Every line that contains the word "JSON" should be copied out.

◇ ◇ ◇

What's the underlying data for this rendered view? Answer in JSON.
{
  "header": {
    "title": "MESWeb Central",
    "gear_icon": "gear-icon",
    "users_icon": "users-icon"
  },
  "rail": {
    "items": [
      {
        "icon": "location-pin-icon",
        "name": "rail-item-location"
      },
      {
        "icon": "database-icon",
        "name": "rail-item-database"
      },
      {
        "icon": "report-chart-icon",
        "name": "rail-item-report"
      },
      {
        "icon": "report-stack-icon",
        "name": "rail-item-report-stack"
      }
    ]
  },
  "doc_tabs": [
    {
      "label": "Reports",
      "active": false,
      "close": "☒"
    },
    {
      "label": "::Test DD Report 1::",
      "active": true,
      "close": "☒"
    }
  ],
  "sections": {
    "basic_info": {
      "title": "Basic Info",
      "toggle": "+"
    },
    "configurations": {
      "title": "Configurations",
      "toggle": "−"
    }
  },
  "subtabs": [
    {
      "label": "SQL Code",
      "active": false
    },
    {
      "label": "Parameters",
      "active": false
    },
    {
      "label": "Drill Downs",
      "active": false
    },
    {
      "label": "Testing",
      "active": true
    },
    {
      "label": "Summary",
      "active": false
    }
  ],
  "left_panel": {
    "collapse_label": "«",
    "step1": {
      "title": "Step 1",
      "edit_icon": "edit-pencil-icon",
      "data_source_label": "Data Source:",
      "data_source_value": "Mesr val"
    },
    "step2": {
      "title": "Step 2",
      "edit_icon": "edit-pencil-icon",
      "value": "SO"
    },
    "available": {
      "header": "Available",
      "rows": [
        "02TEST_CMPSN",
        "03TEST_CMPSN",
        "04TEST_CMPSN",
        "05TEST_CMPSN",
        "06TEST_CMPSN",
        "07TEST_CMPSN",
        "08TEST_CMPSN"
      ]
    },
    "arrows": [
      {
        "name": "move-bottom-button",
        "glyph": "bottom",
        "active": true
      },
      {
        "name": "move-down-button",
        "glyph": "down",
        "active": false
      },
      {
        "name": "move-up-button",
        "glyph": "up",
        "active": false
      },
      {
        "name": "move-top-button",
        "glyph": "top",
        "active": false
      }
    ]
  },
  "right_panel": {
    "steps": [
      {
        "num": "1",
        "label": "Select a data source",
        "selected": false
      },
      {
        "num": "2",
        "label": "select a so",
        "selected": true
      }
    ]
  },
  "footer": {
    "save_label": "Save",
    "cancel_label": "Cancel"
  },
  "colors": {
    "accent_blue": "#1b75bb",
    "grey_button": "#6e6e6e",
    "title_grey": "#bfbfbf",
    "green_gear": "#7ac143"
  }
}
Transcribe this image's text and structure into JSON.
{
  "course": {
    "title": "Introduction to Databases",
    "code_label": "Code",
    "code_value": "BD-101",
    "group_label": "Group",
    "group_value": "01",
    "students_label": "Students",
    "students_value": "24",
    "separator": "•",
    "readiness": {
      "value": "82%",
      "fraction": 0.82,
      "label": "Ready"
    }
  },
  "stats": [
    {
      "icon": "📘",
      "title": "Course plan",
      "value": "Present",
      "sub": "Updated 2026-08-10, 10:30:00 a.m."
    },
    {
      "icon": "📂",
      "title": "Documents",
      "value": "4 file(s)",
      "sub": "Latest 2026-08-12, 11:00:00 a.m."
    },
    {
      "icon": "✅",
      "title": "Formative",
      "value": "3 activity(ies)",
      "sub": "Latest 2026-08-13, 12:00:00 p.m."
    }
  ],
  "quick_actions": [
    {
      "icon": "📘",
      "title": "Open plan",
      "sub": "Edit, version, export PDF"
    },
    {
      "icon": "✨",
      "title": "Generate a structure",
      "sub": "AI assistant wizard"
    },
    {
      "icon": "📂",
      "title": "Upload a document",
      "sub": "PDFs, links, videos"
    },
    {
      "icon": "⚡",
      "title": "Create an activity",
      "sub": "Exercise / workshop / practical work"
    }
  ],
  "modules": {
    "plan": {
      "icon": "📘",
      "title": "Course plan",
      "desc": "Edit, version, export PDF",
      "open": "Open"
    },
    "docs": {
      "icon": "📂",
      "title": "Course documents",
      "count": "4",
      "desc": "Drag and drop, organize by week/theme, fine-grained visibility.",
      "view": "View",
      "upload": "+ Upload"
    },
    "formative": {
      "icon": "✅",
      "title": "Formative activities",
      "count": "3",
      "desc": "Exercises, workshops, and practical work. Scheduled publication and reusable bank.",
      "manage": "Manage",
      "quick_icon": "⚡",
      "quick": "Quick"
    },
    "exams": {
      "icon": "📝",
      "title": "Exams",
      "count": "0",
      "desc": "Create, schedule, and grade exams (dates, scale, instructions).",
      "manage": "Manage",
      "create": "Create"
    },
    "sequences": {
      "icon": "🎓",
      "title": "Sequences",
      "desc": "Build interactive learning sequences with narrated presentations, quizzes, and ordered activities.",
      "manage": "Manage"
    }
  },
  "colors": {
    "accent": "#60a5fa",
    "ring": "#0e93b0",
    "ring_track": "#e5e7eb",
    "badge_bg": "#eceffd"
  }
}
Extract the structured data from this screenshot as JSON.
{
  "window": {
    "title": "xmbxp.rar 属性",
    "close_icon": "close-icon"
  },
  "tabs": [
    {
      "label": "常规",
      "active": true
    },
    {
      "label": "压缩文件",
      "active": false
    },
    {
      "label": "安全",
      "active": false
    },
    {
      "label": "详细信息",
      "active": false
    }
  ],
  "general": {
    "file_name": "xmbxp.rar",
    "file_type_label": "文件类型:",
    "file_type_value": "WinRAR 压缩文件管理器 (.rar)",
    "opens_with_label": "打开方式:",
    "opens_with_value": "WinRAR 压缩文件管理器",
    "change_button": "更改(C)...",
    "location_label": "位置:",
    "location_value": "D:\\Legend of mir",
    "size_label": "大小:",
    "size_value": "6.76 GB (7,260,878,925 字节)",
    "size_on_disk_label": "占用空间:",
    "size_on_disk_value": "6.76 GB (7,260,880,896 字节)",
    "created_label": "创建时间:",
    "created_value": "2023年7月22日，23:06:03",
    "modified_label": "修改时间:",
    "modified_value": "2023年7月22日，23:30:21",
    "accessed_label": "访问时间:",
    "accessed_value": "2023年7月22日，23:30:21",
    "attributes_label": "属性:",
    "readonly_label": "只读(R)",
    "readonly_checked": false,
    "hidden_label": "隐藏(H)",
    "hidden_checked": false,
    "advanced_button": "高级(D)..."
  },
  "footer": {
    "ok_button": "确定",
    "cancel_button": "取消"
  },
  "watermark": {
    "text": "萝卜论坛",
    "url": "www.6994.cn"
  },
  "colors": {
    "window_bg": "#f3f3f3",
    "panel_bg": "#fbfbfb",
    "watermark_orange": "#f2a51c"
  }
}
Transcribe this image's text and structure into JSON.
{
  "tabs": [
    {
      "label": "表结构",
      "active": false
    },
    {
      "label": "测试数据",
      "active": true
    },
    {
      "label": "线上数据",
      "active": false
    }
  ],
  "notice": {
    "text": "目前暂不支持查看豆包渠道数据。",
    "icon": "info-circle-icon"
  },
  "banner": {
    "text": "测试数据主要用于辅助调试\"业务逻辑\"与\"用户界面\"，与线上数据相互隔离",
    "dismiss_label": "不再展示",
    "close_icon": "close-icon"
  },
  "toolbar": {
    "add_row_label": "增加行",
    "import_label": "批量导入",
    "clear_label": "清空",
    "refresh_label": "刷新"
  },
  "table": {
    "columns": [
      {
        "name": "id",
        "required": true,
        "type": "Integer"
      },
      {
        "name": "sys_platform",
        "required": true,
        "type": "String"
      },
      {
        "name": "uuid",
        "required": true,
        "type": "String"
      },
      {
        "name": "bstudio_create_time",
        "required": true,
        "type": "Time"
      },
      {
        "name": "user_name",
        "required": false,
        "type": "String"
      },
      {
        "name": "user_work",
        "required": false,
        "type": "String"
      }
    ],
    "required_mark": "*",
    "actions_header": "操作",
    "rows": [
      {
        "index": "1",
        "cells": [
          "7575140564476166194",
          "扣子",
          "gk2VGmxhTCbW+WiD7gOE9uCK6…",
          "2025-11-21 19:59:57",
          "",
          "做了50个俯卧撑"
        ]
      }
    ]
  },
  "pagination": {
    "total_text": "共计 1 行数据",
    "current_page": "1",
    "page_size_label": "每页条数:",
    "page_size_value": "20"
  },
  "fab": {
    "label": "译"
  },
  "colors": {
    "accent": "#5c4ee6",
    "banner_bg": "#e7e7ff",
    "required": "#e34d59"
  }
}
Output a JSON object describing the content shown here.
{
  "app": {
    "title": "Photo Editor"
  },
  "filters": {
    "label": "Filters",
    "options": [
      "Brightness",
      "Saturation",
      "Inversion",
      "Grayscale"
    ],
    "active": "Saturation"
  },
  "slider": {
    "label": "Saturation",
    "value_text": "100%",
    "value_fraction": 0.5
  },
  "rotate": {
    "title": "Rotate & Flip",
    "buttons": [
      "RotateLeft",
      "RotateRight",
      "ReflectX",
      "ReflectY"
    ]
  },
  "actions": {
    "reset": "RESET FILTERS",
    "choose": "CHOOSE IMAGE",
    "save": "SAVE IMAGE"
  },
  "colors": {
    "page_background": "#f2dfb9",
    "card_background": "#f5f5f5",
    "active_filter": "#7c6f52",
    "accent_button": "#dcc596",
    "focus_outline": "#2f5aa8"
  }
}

◇ ◇ ◇

**Written response**.
What's the underlying data for this rendered view? Answer in JSON.
Transcribe this image's text and structure into JSON.
Extract the structured data from this screenshot as JSON.
Transcribe this image's text and structure into JSON.
Output a JSON object describing the content shown here.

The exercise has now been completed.